Data supplied:
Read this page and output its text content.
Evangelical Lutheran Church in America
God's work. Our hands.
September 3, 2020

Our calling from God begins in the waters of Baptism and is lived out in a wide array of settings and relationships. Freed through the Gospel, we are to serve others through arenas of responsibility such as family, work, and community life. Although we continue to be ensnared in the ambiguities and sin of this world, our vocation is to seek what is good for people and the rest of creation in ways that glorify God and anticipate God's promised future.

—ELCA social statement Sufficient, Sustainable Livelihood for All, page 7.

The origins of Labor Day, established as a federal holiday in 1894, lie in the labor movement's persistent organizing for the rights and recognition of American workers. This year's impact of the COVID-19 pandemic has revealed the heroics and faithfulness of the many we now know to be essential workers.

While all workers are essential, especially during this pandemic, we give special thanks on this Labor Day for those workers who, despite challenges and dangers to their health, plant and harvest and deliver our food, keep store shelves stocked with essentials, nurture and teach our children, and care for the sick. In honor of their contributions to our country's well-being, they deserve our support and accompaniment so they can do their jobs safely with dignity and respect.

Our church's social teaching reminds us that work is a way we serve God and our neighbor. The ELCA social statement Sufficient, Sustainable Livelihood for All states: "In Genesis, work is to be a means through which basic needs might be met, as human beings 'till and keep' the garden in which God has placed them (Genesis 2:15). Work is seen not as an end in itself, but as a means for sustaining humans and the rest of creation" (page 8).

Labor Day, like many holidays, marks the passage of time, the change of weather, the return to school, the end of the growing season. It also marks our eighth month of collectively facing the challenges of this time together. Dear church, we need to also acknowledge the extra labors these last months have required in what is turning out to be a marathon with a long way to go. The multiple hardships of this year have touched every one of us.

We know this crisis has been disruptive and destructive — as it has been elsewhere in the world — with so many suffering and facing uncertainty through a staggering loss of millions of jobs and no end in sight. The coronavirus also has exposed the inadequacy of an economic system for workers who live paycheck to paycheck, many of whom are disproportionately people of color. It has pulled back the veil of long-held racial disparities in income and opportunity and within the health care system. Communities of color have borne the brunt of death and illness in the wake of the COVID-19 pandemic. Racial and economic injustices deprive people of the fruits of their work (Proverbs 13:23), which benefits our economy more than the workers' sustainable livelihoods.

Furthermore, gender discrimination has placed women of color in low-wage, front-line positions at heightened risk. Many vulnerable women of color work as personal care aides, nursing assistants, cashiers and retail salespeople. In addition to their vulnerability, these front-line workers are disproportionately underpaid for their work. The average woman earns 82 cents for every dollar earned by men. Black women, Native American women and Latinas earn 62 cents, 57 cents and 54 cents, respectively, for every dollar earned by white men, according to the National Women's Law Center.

What is being asked: Go through the entries and report every line with the string "essential".

Result of this task:
The origins of Labor Day, established as a federal holiday in 1894, lie in the labor movement's persistent organizing for the rights and recognition of American workers. This year's impact of the COVID-19 pandemic has revealed the heroics and faithfulness of the many we now know to be essential workers.
While all workers are essential, especially during this pandemic, we give special thanks on this Labor Day for those workers who, despite challenges and dangers to their health, plant and harvest and deliver our food, keep store shelves stocked with essentials, nurture and teach our children, and care for the sick. In honor of their contributions to our country's well-being, they deserve our support and accompaniment so they can do their jobs safely with dignity and respect.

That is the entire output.